Exercise task: Give the records back in full, exactly as they read.

Data in this exercise:

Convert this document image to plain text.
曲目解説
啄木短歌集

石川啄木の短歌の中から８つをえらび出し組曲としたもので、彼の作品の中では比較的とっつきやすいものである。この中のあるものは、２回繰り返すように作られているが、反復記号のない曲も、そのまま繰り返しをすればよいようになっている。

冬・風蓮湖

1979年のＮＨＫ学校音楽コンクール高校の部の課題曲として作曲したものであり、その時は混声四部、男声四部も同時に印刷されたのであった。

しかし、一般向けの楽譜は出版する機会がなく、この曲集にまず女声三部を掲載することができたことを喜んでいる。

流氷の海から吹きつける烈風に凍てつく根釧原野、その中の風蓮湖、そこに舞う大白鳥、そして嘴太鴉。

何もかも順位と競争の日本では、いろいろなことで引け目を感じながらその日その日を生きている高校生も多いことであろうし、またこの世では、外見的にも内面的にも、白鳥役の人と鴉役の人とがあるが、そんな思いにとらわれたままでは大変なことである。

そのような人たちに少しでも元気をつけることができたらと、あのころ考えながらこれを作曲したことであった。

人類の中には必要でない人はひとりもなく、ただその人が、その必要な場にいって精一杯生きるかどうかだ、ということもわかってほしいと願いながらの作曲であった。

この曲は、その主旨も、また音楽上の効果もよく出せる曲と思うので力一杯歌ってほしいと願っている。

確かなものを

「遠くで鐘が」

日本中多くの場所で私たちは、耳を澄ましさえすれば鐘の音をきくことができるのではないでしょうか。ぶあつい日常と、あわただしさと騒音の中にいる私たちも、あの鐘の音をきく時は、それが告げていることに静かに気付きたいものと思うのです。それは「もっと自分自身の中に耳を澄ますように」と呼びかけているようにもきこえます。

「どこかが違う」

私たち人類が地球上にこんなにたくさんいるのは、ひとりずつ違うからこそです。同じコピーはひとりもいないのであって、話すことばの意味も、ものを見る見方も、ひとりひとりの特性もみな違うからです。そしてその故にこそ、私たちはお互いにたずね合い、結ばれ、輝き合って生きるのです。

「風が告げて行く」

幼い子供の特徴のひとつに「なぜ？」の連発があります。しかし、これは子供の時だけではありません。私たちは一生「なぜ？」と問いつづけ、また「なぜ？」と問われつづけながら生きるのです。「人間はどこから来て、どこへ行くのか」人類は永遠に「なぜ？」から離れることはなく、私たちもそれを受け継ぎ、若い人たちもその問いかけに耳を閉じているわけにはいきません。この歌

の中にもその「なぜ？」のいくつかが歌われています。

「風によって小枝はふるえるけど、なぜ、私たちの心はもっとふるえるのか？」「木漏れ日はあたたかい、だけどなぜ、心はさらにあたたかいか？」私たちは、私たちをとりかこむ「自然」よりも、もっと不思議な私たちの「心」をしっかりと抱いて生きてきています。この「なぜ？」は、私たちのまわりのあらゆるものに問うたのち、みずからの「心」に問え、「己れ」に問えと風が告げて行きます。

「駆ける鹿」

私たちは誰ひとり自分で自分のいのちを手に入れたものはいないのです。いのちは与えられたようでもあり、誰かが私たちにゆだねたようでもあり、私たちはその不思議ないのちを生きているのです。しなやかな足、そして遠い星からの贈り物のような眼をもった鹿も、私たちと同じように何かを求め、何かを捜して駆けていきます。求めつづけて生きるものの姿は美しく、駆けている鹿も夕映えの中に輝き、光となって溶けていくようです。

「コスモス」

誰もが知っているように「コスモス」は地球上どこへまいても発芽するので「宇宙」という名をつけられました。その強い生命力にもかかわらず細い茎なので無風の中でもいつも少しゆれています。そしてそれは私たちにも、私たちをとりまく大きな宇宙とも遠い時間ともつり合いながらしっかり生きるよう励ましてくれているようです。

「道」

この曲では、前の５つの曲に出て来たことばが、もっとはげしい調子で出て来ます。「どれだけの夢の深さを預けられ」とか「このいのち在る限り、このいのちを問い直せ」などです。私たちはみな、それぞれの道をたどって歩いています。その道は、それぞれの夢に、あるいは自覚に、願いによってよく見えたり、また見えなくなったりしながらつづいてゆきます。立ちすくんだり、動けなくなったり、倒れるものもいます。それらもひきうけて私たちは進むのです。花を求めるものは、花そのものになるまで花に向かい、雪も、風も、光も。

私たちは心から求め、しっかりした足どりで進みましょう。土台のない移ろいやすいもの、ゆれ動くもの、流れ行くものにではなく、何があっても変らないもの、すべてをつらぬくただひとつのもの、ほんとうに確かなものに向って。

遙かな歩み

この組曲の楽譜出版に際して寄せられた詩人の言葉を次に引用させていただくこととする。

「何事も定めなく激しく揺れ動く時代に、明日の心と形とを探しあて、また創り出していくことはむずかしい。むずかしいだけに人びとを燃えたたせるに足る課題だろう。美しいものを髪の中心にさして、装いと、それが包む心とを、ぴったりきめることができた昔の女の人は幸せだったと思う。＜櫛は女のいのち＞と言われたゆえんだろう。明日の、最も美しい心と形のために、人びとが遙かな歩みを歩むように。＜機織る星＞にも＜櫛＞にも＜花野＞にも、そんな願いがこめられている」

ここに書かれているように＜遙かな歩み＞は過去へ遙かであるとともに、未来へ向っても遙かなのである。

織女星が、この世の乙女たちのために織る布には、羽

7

Written response:
Convert this document image to plain text.
曲目解説
啄木短歌集

石川啄木の短歌の中から８つをえらび出し組曲としたもので、彼の作品の中では比較的とっつきやすいものである。この中のあるものは、２回繰り返すように作られているが、反復記号のない曲も、そのまま繰り返しをすればよいようになっている。

冬・風蓮湖

1979年のＮＨＫ学校音楽コンクール高校の部の課題曲として作曲したものであり、その時は混声四部、男声四部も同時に印刷されたのであった。

しかし、一般向けの楽譜は出版する機会がなく、この曲集にまず女声三部を掲載することができたことを喜んでいる。

流氷の海から吹きつける烈風に凍てつく根釧原野、その中の風蓮湖、そこに舞う大白鳥、そして嘴太鴉。

何もかも順位と競争の日本では、いろいろなことで引け目を感じながらその日その日を生きている高校生も多いことであろうし、またこの世では、外見的にも内面的にも、白鳥役の人と鴉役の人とがあるが、そんな思いにとらわれたままでは大変なことである。

そのような人たちに少しでも元気をつけることができたらと、あのころ考えながらこれを作曲したことであった。

人類の中には必要でない人はひとりもなく、ただその人が、その必要な場にいって精一杯生きるかどうかだ、ということもわかってほしいと願いながらの作曲であった。

この曲は、その主旨も、また音楽上の効果もよく出せる曲と思うので力一杯歌ってほしいと願っている。

確かなものを

「遠くで鐘が」

日本中多くの場所で私たちは、耳を澄ましさえすれば鐘の音をきくことができるのではないでしょうか。ぶあつい日常と、あわただしさと騒音の中にいる私たちも、あの鐘の音をきく時は、それが告げていることに静かに気付きたいものと思うのです。それは「もっと自分自身の中に耳を澄ますように」と呼びかけているようにもきこえます。

「どこかが違う」

私たち人類が地球上にこんなにたくさんいるのは、ひとりずつ違うからこそです。同じコピーはひとりもいないのであって、話すことばの意味も、ものを見る見方も、ひとりひとりの特性もみな違うからです。そしてその故にこそ、私たちはお互いにたずね合い、結ばれ、輝き合って生きるのです。

「風が告げて行く」

幼い子供の特徴のひとつに「なぜ？」の連発があります。しかし、これは子供の時だけではありません。私たちは一生「なぜ？」と問いつづけ、また「なぜ？」と問われつづけながら生きるのです。「人間はどこから来て、どこへ行くのか」人類は永遠に「なぜ？」から離れることはなく、私たちもそれを受け継ぎ、若い人たちもその問いかけに耳を閉じているわけにはいきません。この歌

の中にもその「なぜ？」のいくつかが歌われています。

「風によって小枝はふるえるけど、なぜ、私たちの心はもっとふるえるのか？」「木漏れ日はあたたかい、だけどなぜ、心はさらにあたたかいか？」私たちは、私たちをとりかこむ「自然」よりも、もっと不思議な私たちの「心」をしっかりと抱いて生きてきています。この「なぜ？」は、私たちのまわりのあらゆるものに問うたのち、みずからの「心」に問え、「己れ」に問えと風が告げて行きます。

「駆ける鹿」

私たちは誰ひとり自分で自分のいのちを手に入れたものはいないのです。いのちは与えられたようでもあり、誰かが私たちにゆだねたようでもあり、私たちはその不思議ないのちを生きているのです。しなやかな足、そして遠い星からの贈り物のような眼をもった鹿も、私たちと同じように何かを求め、何かを捜して駆けていきます。求めつづけて生きるものの姿は美しく、駆けている鹿も夕映えの中に輝き、光となって溶けていくようです。

「コスモス」

誰もが知っているように「コスモス」は地球上どこへまいても発芽するので「宇宙」という名をつけられました。その強い生命力にもかかわらず細い茎なので無風の中でもいつも少しゆれています。そしてそれは私たちにも、私たちをとりまく大きな宇宙とも遠い時間ともつり合いながらしっかり生きるよう励ましてくれているようです。

「道」

この曲では、前の５つの曲に出て来たことばが、もっとはげしい調子で出て来ます。「どれだけの夢の深さを預けられ」とか「このいのち在る限り、このいのちを問い直せ」などです。私たちはみな、それぞれの道をたどって歩いています。その道は、それぞれの夢に、あるいは自覚に、願いによってよく見えたり、また見えなくなったりしながらつづいてゆきます。立ちすくんだり、動けなくなったり、倒れるものもいます。それらもひきうけて私たちは進むのです。花を求めるものは、花そのものになるまで花に向かい、雪も、風も、光も。

私たちは心から求め、しっかりした足どりで進みましょう。土台のない移ろいやすいもの、ゆれ動くもの、流れ行くものにではなく、何があっても変らないもの、すべてをつらぬくただひとつのもの、ほんとうに確かなものに向って。

遙かな歩み

この組曲の楽譜出版に際して寄せられた詩人の言葉を次に引用させていただくこととする。

「何事も定めなく激しく揺れ動く時代に、明日の心と形とを探しあて、また創り出していくことはむずかしい。むずかしいだけに人びとを燃えたたせるに足る課題だろう。美しいものを髪の中心にさして、装いと、それが包む心とを、ぴったりきめることができた昔の女の人は幸せだったと思う。＜櫛は女のいのち＞と言われたゆえんだろう。明日の、最も美しい心と形のために、人びとが遙かな歩みを歩むように。＜機織る星＞にも＜櫛＞にも＜花野＞にも、そんな願いがこめられている」

ここに書かれているように＜遙かな歩み＞は過去へ遙かであるとともに、未来へ向っても遙かなのである。

織女星が、この世の乙女たちのために織る布には、羽

7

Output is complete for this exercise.